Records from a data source
····················

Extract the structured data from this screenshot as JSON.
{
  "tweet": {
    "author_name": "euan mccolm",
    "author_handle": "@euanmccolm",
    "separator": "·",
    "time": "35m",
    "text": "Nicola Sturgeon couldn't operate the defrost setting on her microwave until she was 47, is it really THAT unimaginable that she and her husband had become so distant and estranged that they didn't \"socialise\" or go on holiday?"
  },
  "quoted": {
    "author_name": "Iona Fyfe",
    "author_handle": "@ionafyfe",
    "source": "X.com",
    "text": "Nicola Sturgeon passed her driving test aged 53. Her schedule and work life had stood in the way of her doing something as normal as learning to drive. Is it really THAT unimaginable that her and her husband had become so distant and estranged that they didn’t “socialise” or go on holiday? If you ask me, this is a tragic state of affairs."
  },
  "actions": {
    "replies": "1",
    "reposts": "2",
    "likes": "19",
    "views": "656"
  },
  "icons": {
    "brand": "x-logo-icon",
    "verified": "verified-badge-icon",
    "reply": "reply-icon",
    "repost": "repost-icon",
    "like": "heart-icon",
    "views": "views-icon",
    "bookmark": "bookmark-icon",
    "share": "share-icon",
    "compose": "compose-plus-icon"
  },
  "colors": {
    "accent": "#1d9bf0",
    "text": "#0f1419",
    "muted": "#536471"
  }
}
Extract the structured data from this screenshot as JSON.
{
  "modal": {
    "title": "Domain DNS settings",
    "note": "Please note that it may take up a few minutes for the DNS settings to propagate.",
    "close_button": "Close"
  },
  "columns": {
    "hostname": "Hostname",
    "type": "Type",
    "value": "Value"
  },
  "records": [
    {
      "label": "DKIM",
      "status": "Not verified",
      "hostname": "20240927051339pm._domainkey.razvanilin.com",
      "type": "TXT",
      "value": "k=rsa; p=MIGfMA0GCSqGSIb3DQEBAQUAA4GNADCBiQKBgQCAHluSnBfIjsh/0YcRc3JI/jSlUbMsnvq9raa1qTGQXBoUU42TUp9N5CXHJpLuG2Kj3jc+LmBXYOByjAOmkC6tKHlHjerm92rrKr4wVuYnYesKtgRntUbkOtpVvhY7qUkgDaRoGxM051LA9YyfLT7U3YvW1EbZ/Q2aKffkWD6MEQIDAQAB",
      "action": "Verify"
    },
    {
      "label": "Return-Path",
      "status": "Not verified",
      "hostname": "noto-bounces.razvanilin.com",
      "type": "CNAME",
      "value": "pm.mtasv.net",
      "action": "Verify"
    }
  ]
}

····················

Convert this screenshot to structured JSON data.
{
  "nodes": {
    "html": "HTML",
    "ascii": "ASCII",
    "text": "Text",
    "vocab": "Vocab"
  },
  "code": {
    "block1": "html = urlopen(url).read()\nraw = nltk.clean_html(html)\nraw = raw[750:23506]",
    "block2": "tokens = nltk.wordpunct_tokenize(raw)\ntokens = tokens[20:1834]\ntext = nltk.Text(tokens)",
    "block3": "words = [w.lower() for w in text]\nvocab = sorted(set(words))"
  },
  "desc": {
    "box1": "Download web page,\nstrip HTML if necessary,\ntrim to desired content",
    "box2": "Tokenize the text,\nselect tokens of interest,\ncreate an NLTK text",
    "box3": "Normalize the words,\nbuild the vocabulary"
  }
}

····················

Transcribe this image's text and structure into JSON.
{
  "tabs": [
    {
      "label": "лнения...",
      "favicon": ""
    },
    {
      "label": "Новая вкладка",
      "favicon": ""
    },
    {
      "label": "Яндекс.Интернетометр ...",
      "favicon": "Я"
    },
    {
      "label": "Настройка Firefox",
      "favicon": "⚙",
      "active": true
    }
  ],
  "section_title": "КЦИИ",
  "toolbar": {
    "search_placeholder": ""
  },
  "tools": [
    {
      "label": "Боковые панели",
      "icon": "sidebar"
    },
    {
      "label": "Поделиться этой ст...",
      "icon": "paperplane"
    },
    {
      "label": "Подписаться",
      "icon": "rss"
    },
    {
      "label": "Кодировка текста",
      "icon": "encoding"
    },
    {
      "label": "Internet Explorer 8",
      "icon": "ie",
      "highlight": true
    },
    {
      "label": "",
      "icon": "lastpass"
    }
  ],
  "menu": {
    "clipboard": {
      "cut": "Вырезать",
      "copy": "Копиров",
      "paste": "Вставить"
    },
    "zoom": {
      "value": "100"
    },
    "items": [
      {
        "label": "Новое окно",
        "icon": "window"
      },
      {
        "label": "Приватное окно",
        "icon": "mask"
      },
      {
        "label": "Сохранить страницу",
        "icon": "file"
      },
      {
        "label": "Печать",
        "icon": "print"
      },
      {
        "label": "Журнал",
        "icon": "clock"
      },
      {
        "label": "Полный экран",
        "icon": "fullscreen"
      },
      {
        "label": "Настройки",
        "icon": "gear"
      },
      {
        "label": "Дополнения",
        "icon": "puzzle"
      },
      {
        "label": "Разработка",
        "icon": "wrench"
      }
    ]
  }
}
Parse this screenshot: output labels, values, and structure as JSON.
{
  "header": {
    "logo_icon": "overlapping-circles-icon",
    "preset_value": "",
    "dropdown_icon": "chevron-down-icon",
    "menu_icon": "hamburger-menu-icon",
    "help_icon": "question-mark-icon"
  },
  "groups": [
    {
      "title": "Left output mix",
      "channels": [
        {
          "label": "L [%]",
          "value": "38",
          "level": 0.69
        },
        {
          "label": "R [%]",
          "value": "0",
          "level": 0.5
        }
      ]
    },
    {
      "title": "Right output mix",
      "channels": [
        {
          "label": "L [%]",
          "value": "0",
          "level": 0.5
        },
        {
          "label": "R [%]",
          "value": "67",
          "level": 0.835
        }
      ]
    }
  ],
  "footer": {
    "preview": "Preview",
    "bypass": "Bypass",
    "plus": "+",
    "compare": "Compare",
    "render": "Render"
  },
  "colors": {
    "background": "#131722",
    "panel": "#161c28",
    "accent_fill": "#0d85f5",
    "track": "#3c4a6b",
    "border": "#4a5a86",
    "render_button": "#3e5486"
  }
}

····················

**Given task:**
In the records above, collect each line with "Sturgeon".

**Result of this exercise:**
    "text": "Nicola Sturgeon couldn't operate the defrost setting on her microwave until she was 47, is it really THAT unimaginable that she and her husband had become so distant and estranged that they didn't \"socialise\" or go on holiday?"
    "text": "Nicola Sturgeon passed her driving test aged 53. Her schedule and work life had stood in the way of her doing something as normal as learning to drive. Is it really THAT unimaginable that her and her husband had become so distant and estranged that they didn’t “socialise” or go on holiday? If you ask me, this is a tragic state of affairs."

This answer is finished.